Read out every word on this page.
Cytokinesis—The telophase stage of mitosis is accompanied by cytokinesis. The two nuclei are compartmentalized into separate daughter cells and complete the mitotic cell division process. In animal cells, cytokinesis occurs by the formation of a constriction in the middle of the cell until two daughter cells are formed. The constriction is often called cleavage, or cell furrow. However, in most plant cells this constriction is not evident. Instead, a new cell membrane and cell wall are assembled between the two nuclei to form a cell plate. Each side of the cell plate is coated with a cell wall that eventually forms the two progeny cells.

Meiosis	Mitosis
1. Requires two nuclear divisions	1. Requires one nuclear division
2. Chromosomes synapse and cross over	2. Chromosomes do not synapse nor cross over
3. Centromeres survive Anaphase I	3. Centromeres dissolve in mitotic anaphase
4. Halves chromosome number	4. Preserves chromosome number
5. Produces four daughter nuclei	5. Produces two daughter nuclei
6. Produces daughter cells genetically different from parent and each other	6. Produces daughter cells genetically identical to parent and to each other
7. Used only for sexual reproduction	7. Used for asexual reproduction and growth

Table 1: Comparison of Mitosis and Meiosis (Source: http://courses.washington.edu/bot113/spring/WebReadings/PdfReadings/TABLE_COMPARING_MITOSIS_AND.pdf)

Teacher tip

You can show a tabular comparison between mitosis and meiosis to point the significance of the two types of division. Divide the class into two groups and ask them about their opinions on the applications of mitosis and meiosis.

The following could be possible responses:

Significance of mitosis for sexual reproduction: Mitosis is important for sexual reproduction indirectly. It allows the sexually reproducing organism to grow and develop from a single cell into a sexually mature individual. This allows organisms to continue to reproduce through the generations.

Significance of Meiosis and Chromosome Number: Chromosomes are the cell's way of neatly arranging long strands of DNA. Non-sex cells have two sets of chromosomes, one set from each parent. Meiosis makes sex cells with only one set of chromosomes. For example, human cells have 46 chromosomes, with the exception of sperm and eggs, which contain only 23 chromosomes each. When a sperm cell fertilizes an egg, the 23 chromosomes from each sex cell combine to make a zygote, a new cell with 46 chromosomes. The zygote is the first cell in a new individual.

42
-- -- --
What is needed ->
Every entry above should be transcribed exactly and in full.

Response ->
Read out every word on this page.
Cytokinesis—The telophase stage of mitosis is accompanied by cytokinesis. The two nuclei are compartmentalized into separate daughter cells and complete the mitotic cell division process. In animal cells, cytokinesis occurs by the formation of a constriction in the middle of the cell until two daughter cells are formed. The constriction is often called cleavage, or cell furrow. However, in most plant cells this constriction is not evident. Instead, a new cell membrane and cell wall are assembled between the two nuclei to form a cell plate. Each side of the cell plate is coated with a cell wall that eventually forms the two progeny cells.

Meiosis	Mitosis
1. Requires two nuclear divisions	1. Requires one nuclear division
2. Chromosomes synapse and cross over	2. Chromosomes do not synapse nor cross over
3. Centromeres survive Anaphase I	3. Centromeres dissolve in mitotic anaphase
4. Halves chromosome number	4. Preserves chromosome number
5. Produces four daughter nuclei	5. Produces two daughter nuclei
6. Produces daughter cells genetically different from parent and each other	6. Produces daughter cells genetically identical to parent and to each other
7. Used only for sexual reproduction	7. Used for asexual reproduction and growth

Table 1: Comparison of Mitosis and Meiosis (Source: http://courses.washington.edu/bot113/spring/WebReadings/PdfReadings/TABLE_COMPARING_MITOSIS_AND.pdf)

Teacher tip

You can show a tabular comparison between mitosis and meiosis to point the significance of the two types of division. Divide the class into two groups and ask them about their opinions on the applications of mitosis and meiosis.

The following could be possible responses:

Significance of mitosis for sexual reproduction: Mitosis is important for sexual reproduction indirectly. It allows the sexually reproducing organism to grow and develop from a single cell into a sexually mature individual. This allows organisms to continue to reproduce through the generations.

Significance of Meiosis and Chromosome Number: Chromosomes are the cell's way of neatly arranging long strands of DNA. Non-sex cells have two sets of chromosomes, one set from each parent. Meiosis makes sex cells with only one set of chromosomes. For example, human cells have 46 chromosomes, with the exception of sperm and eggs, which contain only 23 chromosomes each. When a sperm cell fertilizes an egg, the 23 chromosomes from each sex cell combine to make a zygote, a new cell with 46 chromosomes. The zygote is the first cell in a new individual.

42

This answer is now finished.